### The problem
Give the lines again exactly, from the one holding "Enumerate this screenshot's" to the last line of the listing below, both ends included and nothing added.

### Dataset excerpts
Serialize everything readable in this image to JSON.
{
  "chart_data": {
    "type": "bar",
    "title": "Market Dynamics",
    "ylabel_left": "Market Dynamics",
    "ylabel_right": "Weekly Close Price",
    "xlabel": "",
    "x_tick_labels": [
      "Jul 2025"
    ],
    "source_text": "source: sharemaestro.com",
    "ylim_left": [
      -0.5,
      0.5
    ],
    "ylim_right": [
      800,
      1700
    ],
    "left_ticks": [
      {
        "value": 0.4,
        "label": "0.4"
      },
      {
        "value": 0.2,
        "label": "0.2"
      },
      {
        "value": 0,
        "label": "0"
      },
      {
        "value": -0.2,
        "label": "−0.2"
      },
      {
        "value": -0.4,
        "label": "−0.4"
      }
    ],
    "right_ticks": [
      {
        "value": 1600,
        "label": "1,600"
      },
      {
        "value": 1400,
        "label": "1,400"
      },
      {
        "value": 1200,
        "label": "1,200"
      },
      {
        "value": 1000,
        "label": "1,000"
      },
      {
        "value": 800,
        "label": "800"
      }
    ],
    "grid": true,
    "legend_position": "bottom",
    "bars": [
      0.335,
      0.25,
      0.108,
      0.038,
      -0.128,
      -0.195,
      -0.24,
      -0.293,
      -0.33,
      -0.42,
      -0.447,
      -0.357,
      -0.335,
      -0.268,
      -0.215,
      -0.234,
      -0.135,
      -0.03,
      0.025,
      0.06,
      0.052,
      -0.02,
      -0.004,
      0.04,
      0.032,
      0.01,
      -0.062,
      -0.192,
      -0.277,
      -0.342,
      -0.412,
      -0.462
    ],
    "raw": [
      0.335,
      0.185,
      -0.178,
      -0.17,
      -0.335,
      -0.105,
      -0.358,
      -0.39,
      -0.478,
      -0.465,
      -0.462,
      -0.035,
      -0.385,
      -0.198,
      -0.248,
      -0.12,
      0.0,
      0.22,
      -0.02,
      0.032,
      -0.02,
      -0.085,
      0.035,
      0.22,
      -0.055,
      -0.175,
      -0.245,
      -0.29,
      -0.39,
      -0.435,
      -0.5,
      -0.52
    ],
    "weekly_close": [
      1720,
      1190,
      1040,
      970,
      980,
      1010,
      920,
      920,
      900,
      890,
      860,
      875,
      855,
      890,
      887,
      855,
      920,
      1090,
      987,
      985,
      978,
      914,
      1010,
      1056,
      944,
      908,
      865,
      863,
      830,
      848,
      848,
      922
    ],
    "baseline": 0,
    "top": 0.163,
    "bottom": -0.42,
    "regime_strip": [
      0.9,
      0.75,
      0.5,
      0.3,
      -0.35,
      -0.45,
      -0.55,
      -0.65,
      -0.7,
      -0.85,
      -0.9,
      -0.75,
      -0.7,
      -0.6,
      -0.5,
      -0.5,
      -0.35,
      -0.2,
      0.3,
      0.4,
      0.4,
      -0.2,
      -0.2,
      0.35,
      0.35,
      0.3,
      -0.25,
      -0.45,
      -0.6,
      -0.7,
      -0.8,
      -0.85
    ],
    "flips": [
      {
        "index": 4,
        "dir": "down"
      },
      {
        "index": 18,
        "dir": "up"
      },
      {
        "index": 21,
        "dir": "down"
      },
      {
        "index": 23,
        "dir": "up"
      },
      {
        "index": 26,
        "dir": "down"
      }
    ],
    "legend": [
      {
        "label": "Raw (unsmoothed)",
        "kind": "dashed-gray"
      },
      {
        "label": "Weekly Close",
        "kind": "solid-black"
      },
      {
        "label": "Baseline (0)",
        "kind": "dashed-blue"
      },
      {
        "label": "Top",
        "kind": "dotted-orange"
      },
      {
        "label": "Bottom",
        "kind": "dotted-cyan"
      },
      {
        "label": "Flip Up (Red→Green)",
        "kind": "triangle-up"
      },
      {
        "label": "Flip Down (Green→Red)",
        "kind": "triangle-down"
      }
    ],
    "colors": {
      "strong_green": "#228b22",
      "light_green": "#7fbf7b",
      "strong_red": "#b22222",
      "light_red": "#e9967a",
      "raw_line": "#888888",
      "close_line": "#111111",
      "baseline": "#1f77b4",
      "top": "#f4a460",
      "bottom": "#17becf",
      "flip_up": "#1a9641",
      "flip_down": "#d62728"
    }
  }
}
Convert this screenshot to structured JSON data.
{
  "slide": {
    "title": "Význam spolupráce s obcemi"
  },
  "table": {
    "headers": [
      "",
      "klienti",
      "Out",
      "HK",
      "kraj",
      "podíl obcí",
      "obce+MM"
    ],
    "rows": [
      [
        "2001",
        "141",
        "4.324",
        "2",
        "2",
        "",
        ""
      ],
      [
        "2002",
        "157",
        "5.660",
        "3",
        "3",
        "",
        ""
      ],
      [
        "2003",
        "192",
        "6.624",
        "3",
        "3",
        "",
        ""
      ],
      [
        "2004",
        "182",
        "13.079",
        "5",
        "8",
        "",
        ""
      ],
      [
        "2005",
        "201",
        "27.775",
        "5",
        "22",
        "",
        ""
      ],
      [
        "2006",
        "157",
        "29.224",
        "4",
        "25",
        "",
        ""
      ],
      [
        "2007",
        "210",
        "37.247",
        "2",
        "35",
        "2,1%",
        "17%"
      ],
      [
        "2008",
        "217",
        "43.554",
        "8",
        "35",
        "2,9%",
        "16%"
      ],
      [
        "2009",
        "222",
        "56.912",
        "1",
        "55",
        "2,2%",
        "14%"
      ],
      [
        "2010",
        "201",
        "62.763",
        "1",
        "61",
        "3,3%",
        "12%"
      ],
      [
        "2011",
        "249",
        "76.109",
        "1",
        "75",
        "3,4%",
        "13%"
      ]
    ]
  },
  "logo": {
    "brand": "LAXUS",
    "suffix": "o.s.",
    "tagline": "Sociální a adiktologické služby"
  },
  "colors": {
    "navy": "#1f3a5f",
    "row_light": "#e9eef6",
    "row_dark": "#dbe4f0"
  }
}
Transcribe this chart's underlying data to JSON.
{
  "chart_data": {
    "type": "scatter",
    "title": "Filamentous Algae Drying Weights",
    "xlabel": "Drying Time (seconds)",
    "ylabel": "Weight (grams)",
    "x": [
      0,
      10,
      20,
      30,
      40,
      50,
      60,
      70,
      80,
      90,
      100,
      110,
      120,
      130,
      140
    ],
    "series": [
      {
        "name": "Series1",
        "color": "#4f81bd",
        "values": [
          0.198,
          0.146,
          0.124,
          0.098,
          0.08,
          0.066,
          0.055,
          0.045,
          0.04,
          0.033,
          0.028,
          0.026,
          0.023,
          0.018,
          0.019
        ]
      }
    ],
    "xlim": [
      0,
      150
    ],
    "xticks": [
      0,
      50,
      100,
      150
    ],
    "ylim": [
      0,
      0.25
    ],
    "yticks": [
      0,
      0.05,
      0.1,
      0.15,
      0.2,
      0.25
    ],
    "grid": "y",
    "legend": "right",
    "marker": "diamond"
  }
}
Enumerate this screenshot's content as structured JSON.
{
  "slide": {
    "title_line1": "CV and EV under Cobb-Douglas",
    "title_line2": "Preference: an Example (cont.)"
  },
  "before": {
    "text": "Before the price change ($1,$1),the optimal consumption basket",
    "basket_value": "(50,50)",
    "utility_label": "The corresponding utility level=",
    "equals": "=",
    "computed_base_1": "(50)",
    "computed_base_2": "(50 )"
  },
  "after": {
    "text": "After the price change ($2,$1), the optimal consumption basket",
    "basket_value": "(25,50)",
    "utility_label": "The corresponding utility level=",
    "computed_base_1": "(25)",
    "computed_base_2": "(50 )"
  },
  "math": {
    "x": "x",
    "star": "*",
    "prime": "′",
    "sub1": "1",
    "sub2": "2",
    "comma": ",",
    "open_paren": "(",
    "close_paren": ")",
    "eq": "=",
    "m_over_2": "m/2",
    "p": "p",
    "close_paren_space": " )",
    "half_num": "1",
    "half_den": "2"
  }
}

### Written reply
Enumerate this screenshot's content as structured JSON.
{
  "slide": {
    "title_line1": "CV and EV under Cobb-Douglas",
    "title_line2": "Preference: an Example (cont.)"
  },
  "before": {
    "text": "Before the price change ($1,$1),the optimal consumption basket",
    "basket_value": "(50,50)",
    "utility_label": "The corresponding utility level=",
    "equals": "=",
    "computed_base_1": "(50)",
    "computed_base_2": "(50 )"
  },
  "after": {
    "text": "After the price change ($2,$1), the optimal consumption basket",
    "basket_value": "(25,50)",
    "utility_label": "The corresponding utility level=",
    "computed_base_1": "(25)",
    "computed_base_2": "(50 )"
  },
  "math": {
    "x": "x",
    "star": "*",
    "prime": "′",
    "sub1": "1",
    "sub2": "2",
    "comma": ",",
    "open_paren": "(",
    "close_paren": ")",
    "eq": "=",
    "m_over_2": "m/2",
    "p": "p",
    "close_paren_space": " )",
    "half_num": "1",
    "half_den": "2"
  }
}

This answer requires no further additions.